- EXERCISE DETAILS -
All lines featuring the string "page" are to be listed.
-- start of MATERIALS PROVIDED --
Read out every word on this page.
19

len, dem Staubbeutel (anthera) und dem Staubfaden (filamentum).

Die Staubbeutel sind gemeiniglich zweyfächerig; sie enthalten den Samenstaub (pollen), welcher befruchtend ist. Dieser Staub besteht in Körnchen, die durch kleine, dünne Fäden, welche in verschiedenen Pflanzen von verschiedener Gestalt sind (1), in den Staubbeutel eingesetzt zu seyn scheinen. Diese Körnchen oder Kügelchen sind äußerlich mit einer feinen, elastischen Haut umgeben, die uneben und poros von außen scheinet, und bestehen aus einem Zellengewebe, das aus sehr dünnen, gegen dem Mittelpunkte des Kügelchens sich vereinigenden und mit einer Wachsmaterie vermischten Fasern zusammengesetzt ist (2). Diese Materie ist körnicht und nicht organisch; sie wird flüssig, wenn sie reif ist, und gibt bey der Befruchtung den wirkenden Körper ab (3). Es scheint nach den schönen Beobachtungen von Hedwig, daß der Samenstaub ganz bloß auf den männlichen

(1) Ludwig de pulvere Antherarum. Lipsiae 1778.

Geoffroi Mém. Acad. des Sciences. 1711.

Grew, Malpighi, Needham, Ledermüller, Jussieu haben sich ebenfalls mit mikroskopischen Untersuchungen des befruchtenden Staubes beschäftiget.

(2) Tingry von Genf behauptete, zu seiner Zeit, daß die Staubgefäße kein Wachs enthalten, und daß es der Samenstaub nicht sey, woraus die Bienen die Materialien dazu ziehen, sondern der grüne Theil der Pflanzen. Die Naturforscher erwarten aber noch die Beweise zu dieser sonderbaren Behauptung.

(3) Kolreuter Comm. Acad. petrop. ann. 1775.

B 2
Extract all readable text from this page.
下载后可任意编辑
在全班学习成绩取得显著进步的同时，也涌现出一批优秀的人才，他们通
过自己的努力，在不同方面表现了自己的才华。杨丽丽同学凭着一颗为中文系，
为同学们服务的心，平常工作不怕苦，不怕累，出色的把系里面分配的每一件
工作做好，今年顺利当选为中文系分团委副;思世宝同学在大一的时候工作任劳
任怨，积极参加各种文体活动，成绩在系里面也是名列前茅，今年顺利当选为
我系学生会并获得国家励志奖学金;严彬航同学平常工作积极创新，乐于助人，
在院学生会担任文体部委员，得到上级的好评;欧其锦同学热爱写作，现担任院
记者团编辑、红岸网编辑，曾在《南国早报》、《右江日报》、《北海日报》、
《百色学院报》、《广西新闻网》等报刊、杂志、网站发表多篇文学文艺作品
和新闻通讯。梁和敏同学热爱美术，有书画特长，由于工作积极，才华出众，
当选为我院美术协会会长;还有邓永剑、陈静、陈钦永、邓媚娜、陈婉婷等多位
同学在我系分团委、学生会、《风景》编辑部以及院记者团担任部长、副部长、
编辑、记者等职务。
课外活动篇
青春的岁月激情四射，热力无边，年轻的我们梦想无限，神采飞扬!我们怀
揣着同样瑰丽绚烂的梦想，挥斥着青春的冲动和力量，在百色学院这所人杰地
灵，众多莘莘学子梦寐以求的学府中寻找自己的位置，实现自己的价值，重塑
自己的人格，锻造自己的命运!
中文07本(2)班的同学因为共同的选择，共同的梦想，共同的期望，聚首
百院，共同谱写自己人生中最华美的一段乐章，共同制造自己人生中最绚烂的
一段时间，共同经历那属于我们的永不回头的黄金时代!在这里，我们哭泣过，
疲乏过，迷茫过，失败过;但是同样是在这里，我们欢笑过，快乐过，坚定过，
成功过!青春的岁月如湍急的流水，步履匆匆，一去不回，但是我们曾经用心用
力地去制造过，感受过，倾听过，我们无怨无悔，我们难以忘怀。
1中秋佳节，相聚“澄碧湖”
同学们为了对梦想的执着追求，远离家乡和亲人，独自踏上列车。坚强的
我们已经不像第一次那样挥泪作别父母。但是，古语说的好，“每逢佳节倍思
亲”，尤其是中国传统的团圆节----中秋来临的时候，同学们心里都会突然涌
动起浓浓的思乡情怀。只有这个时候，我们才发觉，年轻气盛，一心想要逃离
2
-- end of MATERIALS PROVIDED --
- ANSWER BELOW -
Read out every word on this page.
Extract all readable text from this page.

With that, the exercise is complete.